● GIVEN PROBLEM:
Each line that holds the word "this" should be returned.

● MATERIAL:

··········

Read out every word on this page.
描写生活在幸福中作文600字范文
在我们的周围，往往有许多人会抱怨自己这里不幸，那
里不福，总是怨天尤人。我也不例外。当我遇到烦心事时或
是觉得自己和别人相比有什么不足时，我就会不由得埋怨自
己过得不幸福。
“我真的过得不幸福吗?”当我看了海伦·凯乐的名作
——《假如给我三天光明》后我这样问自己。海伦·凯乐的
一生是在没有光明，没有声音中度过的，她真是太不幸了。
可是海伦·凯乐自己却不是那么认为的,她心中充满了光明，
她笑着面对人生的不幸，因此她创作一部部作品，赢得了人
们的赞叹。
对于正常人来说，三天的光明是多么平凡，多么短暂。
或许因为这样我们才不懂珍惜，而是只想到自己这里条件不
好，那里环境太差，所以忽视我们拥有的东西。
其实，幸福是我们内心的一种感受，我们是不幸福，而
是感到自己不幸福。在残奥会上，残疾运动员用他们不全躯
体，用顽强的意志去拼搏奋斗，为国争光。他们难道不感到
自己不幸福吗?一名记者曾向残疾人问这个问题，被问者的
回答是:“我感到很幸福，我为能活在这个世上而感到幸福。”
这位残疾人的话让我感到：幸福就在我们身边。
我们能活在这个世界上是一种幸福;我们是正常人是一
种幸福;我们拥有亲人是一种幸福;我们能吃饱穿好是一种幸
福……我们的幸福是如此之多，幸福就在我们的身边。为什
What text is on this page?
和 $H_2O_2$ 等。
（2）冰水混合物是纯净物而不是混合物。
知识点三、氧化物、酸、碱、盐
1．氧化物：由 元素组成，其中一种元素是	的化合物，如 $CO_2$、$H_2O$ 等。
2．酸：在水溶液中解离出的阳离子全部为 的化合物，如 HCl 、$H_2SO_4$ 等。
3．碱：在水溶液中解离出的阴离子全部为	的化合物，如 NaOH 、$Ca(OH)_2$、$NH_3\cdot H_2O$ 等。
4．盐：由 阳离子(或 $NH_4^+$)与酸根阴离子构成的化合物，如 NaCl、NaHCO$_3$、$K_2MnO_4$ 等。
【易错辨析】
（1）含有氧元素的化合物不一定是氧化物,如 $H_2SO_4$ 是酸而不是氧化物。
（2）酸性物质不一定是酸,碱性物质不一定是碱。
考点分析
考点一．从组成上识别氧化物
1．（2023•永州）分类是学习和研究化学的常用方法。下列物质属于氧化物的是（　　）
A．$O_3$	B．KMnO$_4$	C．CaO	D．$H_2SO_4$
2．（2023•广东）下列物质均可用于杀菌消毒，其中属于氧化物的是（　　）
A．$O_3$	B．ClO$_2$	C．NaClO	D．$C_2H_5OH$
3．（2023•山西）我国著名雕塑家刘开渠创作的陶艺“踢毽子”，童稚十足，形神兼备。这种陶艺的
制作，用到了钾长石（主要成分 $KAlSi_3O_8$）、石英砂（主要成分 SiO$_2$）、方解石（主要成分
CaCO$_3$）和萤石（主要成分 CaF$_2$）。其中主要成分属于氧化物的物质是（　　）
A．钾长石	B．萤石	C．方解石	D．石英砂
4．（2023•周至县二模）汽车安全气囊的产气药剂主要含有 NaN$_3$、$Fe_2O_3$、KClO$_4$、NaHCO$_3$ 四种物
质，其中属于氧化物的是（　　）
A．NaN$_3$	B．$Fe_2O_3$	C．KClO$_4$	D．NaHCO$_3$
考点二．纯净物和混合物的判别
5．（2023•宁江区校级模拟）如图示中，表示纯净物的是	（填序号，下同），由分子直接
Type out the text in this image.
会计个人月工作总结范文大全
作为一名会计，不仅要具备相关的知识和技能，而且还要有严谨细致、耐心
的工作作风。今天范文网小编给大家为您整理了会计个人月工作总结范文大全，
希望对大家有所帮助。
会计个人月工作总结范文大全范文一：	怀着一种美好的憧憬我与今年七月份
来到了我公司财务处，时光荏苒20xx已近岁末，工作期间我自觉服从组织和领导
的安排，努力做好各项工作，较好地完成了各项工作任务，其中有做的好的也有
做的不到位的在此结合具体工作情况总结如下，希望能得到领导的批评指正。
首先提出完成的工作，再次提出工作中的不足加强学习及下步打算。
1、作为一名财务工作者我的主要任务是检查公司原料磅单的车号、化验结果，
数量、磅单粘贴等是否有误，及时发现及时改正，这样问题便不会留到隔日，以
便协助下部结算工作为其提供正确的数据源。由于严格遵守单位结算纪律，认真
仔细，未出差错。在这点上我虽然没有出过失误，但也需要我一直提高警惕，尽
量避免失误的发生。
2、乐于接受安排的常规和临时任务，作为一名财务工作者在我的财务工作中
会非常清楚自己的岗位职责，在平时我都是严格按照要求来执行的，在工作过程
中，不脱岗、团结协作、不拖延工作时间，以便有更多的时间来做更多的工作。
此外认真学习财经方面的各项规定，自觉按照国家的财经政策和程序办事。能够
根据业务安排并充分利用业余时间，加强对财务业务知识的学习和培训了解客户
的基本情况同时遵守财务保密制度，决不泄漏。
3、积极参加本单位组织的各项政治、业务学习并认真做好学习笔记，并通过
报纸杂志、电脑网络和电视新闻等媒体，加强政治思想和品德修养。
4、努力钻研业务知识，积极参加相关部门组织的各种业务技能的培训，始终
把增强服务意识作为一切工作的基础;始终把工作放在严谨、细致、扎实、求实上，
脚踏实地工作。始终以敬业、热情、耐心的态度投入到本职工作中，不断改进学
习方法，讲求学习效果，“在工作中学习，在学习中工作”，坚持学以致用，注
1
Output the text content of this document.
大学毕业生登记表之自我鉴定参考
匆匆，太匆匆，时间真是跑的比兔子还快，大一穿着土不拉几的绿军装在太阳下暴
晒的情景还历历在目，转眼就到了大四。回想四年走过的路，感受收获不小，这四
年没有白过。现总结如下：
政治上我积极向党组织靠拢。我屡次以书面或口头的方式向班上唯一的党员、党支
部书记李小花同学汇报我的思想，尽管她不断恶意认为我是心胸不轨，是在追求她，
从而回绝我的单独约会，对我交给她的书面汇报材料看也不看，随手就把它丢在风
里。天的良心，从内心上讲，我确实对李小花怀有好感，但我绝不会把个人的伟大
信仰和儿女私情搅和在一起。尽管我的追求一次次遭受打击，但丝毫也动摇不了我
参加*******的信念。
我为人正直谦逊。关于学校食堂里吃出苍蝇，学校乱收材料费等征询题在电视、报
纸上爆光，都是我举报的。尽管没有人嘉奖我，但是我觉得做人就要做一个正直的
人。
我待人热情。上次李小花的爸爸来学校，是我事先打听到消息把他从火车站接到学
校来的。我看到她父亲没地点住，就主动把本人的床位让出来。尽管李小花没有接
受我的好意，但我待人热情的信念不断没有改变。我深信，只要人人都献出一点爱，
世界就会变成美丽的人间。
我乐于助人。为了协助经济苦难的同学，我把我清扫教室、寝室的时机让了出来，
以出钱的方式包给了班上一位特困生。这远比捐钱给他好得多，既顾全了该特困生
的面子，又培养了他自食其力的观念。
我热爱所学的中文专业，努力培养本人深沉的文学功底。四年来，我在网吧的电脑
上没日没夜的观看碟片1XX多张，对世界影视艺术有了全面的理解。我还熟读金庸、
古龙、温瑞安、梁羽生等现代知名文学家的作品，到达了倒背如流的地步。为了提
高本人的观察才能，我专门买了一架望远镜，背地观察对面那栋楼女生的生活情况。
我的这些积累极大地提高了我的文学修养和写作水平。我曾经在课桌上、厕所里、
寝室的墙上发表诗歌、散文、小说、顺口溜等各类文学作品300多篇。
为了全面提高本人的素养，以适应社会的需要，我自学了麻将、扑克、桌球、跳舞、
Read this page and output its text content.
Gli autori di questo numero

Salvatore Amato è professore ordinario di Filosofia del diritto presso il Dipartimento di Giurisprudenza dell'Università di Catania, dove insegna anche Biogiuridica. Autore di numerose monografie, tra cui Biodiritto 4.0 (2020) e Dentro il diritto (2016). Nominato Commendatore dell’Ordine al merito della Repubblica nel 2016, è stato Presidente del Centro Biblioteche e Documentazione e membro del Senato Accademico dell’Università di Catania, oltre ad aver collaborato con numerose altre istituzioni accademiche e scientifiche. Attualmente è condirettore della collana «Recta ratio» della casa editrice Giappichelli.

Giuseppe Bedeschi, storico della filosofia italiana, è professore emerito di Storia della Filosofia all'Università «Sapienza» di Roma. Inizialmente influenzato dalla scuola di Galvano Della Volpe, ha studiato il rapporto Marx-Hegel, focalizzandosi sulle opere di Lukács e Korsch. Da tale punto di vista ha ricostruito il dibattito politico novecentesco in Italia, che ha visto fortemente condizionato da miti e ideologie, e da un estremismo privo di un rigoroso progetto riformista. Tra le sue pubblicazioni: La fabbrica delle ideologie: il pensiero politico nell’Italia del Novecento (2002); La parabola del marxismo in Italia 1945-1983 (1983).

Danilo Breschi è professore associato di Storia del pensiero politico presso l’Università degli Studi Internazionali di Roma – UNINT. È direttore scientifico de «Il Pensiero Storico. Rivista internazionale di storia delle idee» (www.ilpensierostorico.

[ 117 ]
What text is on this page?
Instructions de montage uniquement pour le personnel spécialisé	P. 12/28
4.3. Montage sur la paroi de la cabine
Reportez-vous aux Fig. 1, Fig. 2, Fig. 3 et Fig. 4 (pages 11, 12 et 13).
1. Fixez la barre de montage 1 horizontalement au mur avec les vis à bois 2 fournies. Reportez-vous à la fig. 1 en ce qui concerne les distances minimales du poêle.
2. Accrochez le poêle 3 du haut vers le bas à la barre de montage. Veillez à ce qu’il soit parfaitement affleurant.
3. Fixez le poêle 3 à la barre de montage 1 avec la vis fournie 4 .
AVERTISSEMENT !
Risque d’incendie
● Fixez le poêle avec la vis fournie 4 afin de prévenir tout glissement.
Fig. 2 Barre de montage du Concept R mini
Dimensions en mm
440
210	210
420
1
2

··········

● TASK RESULT:
Read out every word on this page.
What text is on this page?
Type out the text in this image.
Output the text content of this document.
Read this page and output its text content.
What text is on this page?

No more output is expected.